Aim of the task - Which lines hold the word "name"? Copy each of them.

##### Data excerpts

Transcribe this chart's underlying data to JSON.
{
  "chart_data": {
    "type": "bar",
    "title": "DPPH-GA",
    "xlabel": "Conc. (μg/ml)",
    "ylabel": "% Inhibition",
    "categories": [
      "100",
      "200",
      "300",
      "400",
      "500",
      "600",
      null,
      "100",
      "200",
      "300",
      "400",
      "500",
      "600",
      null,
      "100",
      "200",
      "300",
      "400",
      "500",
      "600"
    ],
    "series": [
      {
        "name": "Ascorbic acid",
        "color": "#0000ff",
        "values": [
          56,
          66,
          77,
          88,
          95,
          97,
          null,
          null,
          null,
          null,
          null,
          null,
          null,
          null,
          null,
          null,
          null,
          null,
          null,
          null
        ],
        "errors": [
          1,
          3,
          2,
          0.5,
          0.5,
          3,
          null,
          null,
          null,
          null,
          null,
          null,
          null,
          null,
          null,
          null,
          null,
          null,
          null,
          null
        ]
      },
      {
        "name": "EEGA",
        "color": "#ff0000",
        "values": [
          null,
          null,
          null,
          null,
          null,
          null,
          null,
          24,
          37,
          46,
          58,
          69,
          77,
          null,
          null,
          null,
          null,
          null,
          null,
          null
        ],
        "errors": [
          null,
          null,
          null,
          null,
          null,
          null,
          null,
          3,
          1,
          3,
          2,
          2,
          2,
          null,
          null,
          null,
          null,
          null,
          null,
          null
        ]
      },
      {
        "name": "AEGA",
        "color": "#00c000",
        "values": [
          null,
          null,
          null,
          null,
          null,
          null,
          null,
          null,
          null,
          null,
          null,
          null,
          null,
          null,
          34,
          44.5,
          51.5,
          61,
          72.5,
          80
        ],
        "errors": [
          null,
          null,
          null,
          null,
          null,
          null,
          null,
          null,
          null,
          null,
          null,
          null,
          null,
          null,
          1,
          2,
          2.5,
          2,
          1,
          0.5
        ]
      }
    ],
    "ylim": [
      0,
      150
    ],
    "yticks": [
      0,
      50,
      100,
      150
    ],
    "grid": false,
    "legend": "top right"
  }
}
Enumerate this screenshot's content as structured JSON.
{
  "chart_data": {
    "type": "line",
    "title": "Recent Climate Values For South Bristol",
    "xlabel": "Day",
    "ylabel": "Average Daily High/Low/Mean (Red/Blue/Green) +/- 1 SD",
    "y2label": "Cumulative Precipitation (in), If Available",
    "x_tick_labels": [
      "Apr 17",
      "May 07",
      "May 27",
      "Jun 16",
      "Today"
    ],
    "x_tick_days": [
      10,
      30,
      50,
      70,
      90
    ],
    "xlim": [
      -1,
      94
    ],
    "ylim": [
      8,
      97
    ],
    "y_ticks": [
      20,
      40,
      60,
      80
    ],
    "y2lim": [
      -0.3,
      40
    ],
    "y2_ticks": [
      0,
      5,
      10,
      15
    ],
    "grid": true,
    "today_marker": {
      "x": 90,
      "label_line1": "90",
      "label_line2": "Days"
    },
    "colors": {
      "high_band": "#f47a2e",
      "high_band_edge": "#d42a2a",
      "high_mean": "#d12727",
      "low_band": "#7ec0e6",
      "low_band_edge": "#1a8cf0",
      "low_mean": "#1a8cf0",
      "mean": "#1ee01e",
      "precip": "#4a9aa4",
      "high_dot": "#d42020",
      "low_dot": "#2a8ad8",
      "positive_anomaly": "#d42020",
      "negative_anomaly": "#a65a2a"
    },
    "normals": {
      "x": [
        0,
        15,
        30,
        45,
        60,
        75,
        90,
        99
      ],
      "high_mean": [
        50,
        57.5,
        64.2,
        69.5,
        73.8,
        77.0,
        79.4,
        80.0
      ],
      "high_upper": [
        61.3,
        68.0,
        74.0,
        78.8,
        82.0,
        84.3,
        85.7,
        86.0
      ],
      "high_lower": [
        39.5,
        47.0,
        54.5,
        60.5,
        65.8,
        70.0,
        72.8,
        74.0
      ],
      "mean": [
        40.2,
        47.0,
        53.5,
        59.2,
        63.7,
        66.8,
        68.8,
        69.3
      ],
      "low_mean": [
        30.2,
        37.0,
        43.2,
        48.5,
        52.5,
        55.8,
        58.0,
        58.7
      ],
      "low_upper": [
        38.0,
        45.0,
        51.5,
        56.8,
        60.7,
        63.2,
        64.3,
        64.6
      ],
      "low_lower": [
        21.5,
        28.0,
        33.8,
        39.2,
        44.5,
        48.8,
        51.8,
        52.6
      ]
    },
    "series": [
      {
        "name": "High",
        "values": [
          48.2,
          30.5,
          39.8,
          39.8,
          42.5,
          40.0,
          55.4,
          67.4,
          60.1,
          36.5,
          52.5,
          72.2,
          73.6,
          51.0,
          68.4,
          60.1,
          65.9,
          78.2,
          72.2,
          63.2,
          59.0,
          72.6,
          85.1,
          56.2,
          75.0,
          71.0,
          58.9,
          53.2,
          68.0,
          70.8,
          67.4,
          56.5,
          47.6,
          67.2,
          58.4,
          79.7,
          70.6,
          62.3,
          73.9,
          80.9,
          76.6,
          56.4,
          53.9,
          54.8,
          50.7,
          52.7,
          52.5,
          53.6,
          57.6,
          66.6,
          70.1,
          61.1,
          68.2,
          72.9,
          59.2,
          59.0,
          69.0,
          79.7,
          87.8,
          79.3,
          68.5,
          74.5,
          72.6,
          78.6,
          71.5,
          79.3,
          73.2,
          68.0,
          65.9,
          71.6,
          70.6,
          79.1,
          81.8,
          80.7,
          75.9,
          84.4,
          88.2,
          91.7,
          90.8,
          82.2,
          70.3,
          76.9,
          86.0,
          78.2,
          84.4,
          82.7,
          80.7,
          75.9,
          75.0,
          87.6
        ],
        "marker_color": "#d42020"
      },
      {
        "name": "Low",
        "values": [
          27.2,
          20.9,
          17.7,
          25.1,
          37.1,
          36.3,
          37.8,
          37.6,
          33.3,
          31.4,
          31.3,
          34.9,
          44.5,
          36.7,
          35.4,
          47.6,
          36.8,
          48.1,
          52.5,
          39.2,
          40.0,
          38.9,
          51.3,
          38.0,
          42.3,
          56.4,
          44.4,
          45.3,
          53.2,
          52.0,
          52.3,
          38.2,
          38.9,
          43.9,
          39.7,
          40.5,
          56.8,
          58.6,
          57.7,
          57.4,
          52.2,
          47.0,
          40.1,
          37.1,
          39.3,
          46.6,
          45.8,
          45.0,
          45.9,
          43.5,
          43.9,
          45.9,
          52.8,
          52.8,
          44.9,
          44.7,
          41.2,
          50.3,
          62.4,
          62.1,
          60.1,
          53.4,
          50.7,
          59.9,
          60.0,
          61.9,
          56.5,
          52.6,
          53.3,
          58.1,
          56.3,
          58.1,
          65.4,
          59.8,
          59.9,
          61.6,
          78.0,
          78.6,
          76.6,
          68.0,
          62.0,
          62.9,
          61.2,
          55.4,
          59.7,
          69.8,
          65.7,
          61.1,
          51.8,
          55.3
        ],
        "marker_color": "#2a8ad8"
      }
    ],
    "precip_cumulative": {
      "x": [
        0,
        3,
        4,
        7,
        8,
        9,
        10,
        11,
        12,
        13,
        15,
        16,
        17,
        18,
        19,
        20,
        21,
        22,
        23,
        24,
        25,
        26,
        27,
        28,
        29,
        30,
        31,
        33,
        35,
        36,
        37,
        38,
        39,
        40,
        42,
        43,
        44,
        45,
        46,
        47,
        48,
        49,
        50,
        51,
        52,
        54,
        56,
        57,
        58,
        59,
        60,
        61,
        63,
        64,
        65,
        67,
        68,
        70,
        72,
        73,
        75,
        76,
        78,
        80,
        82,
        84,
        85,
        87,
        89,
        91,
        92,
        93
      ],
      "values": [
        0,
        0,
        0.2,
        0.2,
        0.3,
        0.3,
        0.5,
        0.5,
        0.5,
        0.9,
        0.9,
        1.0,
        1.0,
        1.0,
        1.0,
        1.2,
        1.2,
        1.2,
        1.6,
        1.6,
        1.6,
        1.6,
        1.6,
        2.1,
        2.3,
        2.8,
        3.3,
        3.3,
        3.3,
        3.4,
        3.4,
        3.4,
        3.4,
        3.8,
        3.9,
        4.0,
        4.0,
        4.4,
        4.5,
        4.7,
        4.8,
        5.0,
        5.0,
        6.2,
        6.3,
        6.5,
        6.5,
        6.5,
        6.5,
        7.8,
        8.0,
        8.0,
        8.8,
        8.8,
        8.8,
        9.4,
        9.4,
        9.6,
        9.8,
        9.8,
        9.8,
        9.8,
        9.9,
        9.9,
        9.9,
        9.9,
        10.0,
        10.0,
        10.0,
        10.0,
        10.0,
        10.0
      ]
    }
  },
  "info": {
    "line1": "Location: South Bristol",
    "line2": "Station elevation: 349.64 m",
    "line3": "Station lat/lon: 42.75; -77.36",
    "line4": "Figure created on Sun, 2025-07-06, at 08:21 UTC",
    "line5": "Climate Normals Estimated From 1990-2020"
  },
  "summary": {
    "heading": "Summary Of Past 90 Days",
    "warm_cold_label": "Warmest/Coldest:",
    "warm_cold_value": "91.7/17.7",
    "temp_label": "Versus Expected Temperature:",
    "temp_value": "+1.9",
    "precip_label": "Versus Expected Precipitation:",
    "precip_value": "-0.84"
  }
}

##########

Result below -
        "name": "Ascorbic acid",
        "name": "EEGA",
        "name": "AEGA",
        "name": "High",
        "name": "Low",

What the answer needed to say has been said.